──────── SOURCE DOCUMENT

The Argentine Interconnection System (Spanish: Sistema Argentino de Interconexión, SADI) is a wide area synchronous grid that links the regional networks of all Argentinian provinces, with the exception of Tierra del Fuego. It is also connected to the power grids of several neighboring countries.

The network is 20296 km long, of which 14197 km represent 500 kV power lines. These power lines are operated by Transener.

== History ==
The interconnection system began by including transmission lines and substations built by AyEE, HIDRONOR and others constructed by private initiative. Those lines primarily linked the generation centers distributed along the country with the major consumption center in the Greater Buenos Aires area.

In 1947, the General Direction of Water and Electric Power was created by presidential decree, with the task of planning, construction and operation of electrical power plants, transmission lines and substations.

────────────────

• [PROBLEM DESCRIPTION] What is the Spanish translation of this sentence from the Argentine grid text: "These power lines are operated by Transener."? Work only from the Argentine grid text.

──────── STUDY MATERIAL

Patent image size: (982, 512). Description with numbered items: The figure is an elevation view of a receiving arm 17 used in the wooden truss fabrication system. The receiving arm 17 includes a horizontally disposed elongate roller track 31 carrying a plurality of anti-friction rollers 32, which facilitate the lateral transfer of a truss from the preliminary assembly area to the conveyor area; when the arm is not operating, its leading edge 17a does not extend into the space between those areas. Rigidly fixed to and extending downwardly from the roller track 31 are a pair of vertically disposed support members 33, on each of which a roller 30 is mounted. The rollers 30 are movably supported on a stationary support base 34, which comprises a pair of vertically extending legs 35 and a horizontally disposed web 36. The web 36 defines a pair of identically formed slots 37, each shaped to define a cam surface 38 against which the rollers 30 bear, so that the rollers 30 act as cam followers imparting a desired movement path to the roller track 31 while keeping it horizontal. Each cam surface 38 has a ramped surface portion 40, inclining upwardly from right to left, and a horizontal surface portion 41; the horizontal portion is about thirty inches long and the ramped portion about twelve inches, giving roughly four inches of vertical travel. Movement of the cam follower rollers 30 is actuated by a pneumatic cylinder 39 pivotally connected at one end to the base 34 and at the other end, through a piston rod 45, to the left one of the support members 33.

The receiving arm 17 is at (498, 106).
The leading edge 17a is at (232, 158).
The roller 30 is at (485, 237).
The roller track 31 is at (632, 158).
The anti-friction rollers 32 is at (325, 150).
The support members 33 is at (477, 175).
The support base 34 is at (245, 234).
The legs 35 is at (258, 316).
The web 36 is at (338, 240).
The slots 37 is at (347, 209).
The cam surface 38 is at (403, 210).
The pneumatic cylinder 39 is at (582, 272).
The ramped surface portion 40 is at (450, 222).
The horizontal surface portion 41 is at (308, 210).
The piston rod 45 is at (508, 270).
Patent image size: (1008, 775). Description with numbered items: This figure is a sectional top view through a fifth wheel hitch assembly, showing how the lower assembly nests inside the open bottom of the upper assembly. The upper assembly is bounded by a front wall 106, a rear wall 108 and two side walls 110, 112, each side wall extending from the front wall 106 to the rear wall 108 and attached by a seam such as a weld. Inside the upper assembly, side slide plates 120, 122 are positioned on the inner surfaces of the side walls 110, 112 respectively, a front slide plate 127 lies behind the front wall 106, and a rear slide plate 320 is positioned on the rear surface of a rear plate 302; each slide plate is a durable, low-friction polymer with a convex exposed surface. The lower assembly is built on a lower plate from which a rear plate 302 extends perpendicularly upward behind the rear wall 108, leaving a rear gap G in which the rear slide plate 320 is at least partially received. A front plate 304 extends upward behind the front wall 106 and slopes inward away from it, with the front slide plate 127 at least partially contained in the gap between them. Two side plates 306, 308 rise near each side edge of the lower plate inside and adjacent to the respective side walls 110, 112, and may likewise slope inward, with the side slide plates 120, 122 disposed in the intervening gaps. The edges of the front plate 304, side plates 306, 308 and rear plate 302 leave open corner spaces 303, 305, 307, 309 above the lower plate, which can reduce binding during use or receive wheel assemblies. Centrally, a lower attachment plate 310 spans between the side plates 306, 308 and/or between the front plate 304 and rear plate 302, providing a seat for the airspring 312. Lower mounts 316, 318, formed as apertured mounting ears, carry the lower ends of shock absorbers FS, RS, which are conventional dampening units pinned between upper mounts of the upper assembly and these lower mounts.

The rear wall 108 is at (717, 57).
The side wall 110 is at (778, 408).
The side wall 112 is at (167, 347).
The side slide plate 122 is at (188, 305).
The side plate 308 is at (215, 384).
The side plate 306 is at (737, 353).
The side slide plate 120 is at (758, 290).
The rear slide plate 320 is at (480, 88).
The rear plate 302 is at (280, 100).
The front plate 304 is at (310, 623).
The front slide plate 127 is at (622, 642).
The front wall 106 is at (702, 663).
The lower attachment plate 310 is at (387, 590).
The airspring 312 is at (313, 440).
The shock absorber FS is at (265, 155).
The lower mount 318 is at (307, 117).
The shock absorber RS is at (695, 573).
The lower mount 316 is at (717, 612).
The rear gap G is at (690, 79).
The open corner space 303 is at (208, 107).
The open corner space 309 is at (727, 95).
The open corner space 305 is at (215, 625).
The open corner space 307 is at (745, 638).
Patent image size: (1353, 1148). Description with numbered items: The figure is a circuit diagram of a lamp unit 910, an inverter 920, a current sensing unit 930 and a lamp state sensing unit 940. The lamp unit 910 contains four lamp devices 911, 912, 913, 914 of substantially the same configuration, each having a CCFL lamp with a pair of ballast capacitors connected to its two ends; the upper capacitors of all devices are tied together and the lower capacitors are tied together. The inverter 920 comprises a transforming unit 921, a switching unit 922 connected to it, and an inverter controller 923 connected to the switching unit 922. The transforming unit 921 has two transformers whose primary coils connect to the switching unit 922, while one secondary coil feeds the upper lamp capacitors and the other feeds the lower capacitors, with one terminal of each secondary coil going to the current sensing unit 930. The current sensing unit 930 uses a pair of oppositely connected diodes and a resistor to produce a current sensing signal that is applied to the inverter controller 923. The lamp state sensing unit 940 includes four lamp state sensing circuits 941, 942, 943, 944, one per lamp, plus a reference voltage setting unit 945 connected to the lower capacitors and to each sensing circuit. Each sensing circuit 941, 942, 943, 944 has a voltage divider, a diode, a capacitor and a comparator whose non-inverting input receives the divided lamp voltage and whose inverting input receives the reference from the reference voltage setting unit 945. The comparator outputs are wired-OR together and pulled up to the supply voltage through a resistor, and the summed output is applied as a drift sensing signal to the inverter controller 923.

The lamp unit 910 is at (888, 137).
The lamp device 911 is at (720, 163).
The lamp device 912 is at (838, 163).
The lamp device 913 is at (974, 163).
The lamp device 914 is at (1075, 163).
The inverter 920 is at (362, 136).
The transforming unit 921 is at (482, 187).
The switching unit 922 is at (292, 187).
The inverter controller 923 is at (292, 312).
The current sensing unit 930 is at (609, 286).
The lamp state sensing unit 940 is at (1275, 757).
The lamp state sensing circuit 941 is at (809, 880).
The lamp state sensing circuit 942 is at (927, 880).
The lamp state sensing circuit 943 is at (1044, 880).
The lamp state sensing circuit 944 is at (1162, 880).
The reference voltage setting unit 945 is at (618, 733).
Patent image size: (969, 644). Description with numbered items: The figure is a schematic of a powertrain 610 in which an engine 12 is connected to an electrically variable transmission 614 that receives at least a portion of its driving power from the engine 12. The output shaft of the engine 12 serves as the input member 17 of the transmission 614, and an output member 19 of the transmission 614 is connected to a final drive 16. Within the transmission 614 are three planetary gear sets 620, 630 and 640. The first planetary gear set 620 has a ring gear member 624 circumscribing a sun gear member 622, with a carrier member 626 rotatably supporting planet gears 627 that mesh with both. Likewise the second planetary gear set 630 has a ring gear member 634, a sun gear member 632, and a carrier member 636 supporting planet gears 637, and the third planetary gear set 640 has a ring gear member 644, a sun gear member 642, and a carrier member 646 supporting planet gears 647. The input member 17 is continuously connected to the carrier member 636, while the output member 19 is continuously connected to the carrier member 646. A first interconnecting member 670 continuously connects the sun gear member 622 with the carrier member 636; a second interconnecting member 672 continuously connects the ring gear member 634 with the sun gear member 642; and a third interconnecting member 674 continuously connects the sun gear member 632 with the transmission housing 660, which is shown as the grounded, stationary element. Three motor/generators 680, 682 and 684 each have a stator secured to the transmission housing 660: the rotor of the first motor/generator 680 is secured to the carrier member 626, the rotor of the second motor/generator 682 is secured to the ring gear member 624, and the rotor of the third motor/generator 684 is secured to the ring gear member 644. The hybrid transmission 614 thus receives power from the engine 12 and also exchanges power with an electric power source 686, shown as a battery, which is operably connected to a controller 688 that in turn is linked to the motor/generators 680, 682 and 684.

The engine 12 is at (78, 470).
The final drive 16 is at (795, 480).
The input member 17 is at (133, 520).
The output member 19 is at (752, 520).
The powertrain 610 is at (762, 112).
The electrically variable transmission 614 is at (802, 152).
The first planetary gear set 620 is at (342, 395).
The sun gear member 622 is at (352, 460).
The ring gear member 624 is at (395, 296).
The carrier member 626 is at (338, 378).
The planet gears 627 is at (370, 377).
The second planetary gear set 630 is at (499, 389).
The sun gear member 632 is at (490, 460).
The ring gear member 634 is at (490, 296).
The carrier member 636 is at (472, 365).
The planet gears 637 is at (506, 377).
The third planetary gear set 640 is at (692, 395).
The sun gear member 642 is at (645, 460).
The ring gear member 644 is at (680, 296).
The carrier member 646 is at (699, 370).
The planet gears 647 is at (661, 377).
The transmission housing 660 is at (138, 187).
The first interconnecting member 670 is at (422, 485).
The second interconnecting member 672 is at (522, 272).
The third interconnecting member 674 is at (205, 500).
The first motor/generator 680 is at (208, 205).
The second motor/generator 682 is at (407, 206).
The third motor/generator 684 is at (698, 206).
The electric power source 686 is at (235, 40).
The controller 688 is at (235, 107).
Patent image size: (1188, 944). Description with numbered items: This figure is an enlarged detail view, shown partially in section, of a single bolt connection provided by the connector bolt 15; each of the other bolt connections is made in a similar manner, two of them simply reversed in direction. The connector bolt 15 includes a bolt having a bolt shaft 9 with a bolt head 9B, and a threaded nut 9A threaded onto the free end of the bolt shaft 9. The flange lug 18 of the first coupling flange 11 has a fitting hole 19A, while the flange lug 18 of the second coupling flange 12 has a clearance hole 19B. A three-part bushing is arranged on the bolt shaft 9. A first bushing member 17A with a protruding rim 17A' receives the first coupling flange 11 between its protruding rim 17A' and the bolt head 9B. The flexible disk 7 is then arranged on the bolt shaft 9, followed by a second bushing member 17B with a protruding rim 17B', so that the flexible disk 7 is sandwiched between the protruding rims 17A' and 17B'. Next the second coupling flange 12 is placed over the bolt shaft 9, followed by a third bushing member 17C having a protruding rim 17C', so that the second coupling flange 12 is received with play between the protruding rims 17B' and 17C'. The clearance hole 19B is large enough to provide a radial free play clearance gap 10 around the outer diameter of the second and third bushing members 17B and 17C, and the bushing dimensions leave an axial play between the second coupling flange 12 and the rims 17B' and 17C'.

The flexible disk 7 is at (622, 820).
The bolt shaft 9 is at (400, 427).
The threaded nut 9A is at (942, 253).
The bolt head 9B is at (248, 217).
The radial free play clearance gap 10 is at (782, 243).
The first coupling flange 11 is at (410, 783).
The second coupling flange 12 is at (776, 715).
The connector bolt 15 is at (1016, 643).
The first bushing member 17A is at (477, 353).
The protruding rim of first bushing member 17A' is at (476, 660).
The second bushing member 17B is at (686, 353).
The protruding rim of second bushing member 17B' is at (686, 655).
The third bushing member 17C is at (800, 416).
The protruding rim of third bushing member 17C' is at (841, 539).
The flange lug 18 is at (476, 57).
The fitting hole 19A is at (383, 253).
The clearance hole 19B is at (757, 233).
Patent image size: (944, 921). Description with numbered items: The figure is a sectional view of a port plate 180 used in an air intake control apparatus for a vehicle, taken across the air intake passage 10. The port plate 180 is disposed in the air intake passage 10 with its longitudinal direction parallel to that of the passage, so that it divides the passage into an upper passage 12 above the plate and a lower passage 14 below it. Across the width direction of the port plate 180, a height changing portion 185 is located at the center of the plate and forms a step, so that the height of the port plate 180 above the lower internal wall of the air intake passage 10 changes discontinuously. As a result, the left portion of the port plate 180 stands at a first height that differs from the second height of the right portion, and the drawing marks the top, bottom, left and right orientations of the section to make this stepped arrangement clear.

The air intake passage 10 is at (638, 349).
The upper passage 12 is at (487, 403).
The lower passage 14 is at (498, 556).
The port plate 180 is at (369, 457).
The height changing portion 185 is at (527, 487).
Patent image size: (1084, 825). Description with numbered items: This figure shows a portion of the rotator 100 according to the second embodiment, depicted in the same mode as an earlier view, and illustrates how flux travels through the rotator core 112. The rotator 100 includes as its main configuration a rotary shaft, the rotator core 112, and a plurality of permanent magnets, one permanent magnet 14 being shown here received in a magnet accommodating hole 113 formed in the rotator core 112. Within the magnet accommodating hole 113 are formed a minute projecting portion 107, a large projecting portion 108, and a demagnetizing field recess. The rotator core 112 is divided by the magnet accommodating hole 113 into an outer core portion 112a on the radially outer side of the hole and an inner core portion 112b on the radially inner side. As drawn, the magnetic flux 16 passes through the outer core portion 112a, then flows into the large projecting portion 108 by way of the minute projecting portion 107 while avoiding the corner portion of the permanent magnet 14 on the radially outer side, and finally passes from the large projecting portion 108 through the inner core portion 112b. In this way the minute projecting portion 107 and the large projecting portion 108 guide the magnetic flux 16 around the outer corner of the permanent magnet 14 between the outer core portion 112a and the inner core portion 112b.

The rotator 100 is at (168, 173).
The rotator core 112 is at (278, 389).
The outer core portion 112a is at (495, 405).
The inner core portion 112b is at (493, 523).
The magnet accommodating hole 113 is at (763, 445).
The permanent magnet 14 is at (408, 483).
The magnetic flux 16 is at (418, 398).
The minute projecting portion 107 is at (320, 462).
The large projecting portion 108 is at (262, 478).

────────────────

• [EXERCISE SOLUTION] Estas líneas eléctricas son operadas por Transener.